Task data |
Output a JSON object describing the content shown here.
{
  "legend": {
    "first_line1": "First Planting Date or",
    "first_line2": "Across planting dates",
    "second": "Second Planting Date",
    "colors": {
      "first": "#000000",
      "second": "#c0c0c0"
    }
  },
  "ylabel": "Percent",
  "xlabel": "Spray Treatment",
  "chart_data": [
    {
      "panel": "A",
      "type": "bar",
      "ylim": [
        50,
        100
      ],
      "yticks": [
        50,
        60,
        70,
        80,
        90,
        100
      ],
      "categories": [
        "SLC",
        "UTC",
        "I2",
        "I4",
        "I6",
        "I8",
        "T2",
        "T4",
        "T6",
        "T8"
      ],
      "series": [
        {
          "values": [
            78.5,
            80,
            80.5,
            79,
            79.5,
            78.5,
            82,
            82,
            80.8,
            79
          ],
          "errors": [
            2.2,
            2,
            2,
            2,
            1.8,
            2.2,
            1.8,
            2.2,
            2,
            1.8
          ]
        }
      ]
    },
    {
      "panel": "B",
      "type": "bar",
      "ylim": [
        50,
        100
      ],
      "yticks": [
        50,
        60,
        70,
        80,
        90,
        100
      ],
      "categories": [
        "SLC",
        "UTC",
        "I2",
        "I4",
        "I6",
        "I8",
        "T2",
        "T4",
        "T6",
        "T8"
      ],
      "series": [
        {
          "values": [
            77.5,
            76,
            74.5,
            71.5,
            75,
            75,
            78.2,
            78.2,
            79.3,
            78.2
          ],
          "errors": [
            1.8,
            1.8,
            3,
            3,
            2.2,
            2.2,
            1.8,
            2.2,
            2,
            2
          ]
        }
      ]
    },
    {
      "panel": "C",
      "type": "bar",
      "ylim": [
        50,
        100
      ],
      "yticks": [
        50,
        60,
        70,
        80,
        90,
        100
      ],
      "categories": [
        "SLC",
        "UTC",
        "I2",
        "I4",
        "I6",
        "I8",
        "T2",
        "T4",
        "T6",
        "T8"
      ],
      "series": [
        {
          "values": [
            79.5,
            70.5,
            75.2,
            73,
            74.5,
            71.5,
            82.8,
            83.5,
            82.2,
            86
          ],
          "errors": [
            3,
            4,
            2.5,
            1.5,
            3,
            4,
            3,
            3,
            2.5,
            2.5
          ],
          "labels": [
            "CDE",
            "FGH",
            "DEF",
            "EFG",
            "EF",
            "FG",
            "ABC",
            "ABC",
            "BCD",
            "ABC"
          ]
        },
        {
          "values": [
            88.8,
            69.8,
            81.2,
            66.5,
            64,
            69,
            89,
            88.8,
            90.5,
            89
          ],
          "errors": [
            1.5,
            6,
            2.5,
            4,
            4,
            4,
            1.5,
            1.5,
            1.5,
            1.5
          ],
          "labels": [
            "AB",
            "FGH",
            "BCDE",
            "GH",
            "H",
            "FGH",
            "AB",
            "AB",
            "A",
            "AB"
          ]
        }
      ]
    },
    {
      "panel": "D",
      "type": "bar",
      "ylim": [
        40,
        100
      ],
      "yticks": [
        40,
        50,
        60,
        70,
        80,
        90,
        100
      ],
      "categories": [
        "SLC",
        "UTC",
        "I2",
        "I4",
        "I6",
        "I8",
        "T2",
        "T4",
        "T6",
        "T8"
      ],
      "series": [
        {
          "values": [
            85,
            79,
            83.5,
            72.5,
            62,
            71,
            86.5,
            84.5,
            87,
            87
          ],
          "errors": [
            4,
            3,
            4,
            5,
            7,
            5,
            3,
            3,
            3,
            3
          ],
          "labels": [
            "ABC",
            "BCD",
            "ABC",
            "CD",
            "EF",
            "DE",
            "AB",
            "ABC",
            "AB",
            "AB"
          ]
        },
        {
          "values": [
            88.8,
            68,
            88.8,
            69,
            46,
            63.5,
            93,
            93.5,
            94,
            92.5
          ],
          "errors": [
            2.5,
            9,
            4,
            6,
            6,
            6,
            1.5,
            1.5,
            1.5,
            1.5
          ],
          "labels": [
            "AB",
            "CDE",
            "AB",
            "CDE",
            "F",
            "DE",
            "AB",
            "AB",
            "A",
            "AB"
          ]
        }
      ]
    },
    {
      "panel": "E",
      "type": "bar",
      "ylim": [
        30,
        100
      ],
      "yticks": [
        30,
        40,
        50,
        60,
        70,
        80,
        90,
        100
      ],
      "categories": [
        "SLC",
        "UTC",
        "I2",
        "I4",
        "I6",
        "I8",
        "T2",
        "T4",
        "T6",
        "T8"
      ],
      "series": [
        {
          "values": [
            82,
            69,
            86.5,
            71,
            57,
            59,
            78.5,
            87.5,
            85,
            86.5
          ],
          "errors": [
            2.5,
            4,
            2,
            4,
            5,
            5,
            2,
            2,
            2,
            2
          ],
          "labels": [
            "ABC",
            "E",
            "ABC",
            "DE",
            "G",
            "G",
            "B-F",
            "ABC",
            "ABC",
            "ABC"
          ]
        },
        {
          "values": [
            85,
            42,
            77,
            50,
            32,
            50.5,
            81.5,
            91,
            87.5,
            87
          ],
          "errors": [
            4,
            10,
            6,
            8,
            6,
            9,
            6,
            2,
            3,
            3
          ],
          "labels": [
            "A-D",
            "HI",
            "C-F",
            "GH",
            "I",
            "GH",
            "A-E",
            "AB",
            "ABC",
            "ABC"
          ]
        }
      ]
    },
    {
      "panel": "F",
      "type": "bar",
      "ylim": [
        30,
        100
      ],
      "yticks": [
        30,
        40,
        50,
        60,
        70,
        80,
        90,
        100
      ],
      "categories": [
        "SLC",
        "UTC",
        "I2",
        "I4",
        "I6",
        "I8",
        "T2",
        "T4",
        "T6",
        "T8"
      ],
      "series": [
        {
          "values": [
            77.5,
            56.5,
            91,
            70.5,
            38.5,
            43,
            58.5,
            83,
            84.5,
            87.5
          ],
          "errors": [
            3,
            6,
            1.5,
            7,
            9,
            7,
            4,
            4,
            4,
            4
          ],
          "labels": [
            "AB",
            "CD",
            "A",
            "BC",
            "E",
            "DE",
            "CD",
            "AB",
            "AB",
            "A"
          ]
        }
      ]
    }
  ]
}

Directions |
Quote each line of the data above exactly as written.

Task output |
Output a JSON object describing the content shown here.
{
  "legend": {
    "first_line1": "First Planting Date or",
    "first_line2": "Across planting dates",
    "second": "Second Planting Date",
    "colors": {
      "first": "#000000",
      "second": "#c0c0c0"
    }
  },
  "ylabel": "Percent",
  "xlabel": "Spray Treatment",
  "chart_data": [
    {
      "panel": "A",
      "type": "bar",
      "ylim": [
        50,
        100
      ],
      "yticks": [
        50,
        60,
        70,
        80,
        90,
        100
      ],
      "categories": [
        "SLC",
        "UTC",
        "I2",
        "I4",
        "I6",
        "I8",
        "T2",
        "T4",
        "T6",
        "T8"
      ],
      "series": [
        {
          "values": [
            78.5,
            80,
            80.5,
            79,
            79.5,
            78.5,
            82,
            82,
            80.8,
            79
          ],
          "errors": [
            2.2,
            2,
            2,
            2,
            1.8,
            2.2,
            1.8,
            2.2,
            2,
            1.8
          ]
        }
      ]
    },
    {
      "panel": "B",
      "type": "bar",
      "ylim": [
        50,
        100
      ],
      "yticks": [
        50,
        60,
        70,
        80,
        90,
        100
      ],
      "categories": [
        "SLC",
        "UTC",
        "I2",
        "I4",
        "I6",
        "I8",
        "T2",
        "T4",
        "T6",
        "T8"
      ],
      "series": [
        {
          "values": [
            77.5,
            76,
            74.5,
            71.5,
            75,
            75,
            78.2,
            78.2,
            79.3,
            78.2
          ],
          "errors": [
            1.8,
            1.8,
            3,
            3,
            2.2,
            2.2,
            1.8,
            2.2,
            2,
            2
          ]
        }
      ]
    },
    {
      "panel": "C",
      "type": "bar",
      "ylim": [
        50,
        100
      ],
      "yticks": [
        50,
        60,
        70,
        80,
        90,
        100
      ],
      "categories": [
        "SLC",
        "UTC",
        "I2",
        "I4",
        "I6",
        "I8",
        "T2",
        "T4",
        "T6",
        "T8"
      ],
      "series": [
        {
          "values": [
            79.5,
            70.5,
            75.2,
            73,
            74.5,
            71.5,
            82.8,
            83.5,
            82.2,
            86
          ],
          "errors": [
            3,
            4,
            2.5,
            1.5,
            3,
            4,
            3,
            3,
            2.5,
            2.5
          ],
          "labels": [
            "CDE",
            "FGH",
            "DEF",
            "EFG",
            "EF",
            "FG",
            "ABC",
            "ABC",
            "BCD",
            "ABC"
          ]
        },
        {
          "values": [
            88.8,
            69.8,
            81.2,
            66.5,
            64,
            69,
            89,
            88.8,
            90.5,
            89
          ],
          "errors": [
            1.5,
            6,
            2.5,
            4,
            4,
            4,
            1.5,
            1.5,
            1.5,
            1.5
          ],
          "labels": [
            "AB",
            "FGH",
            "BCDE",
            "GH",
            "H",
            "FGH",
            "AB",
            "AB",
            "A",
            "AB"
          ]
        }
      ]
    },
    {
      "panel": "D",
      "type": "bar",
      "ylim": [
        40,
        100
      ],
      "yticks": [
        40,
        50,
        60,
        70,
        80,
        90,
        100
      ],
      "categories": [
        "SLC",
        "UTC",
        "I2",
        "I4",
        "I6",
        "I8",
        "T2",
        "T4",
        "T6",
        "T8"
      ],
      "series": [
        {
          "values": [
            85,
            79,
            83.5,
            72.5,
            62,
            71,
            86.5,
            84.5,
            87,
            87
          ],
          "errors": [
            4,
            3,
            4,
            5,
            7,
            5,
            3,
            3,
            3,
            3
          ],
          "labels": [
            "ABC",
            "BCD",
            "ABC",
            "CD",
            "EF",
            "DE",
            "AB",
            "ABC",
            "AB",
            "AB"
          ]
        },
        {
          "values": [
            88.8,
            68,
            88.8,
            69,
            46,
            63.5,
            93,
            93.5,
            94,
            92.5
          ],
          "errors": [
            2.5,
            9,
            4,
            6,
            6,
            6,
            1.5,
            1.5,
            1.5,
            1.5
          ],
          "labels": [
            "AB",
            "CDE",
            "AB",
            "CDE",
            "F",
            "DE",
            "AB",
            "AB",
            "A",
            "AB"
          ]
        }
      ]
    },
    {
      "panel": "E",
      "type": "bar",
      "ylim": [
        30,
        100
      ],
      "yticks": [
        30,
        40,
        50,
        60,
        70,
        80,
        90,
        100
      ],
      "categories": [
        "SLC",
        "UTC",
        "I2",
        "I4",
        "I6",
        "I8",
        "T2",
        "T4",
        "T6",
        "T8"
      ],
      "series": [
        {
          "values": [
            82,
            69,
            86.5,
            71,
            57,
            59,
            78.5,
            87.5,
            85,
            86.5
          ],
          "errors": [
            2.5,
            4,
            2,
            4,
            5,
            5,
            2,
            2,
            2,
            2
          ],
          "labels": [
            "ABC",
            "E",
            "ABC",
            "DE",
            "G",
            "G",
            "B-F",
            "ABC",
            "ABC",
            "ABC"
          ]
        },
        {
          "values": [
            85,
            42,
            77,
            50,
            32,
            50.5,
            81.5,
            91,
            87.5,
            87
          ],
          "errors": [
            4,
            10,
            6,
            8,
            6,
            9,
            6,
            2,
            3,
            3
          ],
          "labels": [
            "A-D",
            "HI",
            "C-F",
            "GH",
            "I",
            "GH",
            "A-E",
            "AB",
            "ABC",
            "ABC"
          ]
        }
      ]
    },
    {
      "panel": "F",
      "type": "bar",
      "ylim": [
        30,
        100
      ],
      "yticks": [
        30,
        40,
        50,
        60,
        70,
        80,
        90,
        100
      ],
      "categories": [
        "SLC",
        "UTC",
        "I2",
        "I4",
        "I6",
        "I8",
        "T2",
        "T4",
        "T6",
        "T8"
      ],
      "series": [
        {
          "values": [
            77.5,
            56.5,
            91,
            70.5,
            38.5,
            43,
            58.5,
            83,
            84.5,
            87.5
          ],
          "errors": [
            3,
            6,
            1.5,
            7,
            9,
            7,
            4,
            4,
            4,
            4
          ],
          "labels": [
            "AB",
            "CD",
            "A",
            "BC",
            "E",
            "DE",
            "CD",
            "AB",
            "AB",
            "A"
          ]
        }
      ]
    }
  ]
}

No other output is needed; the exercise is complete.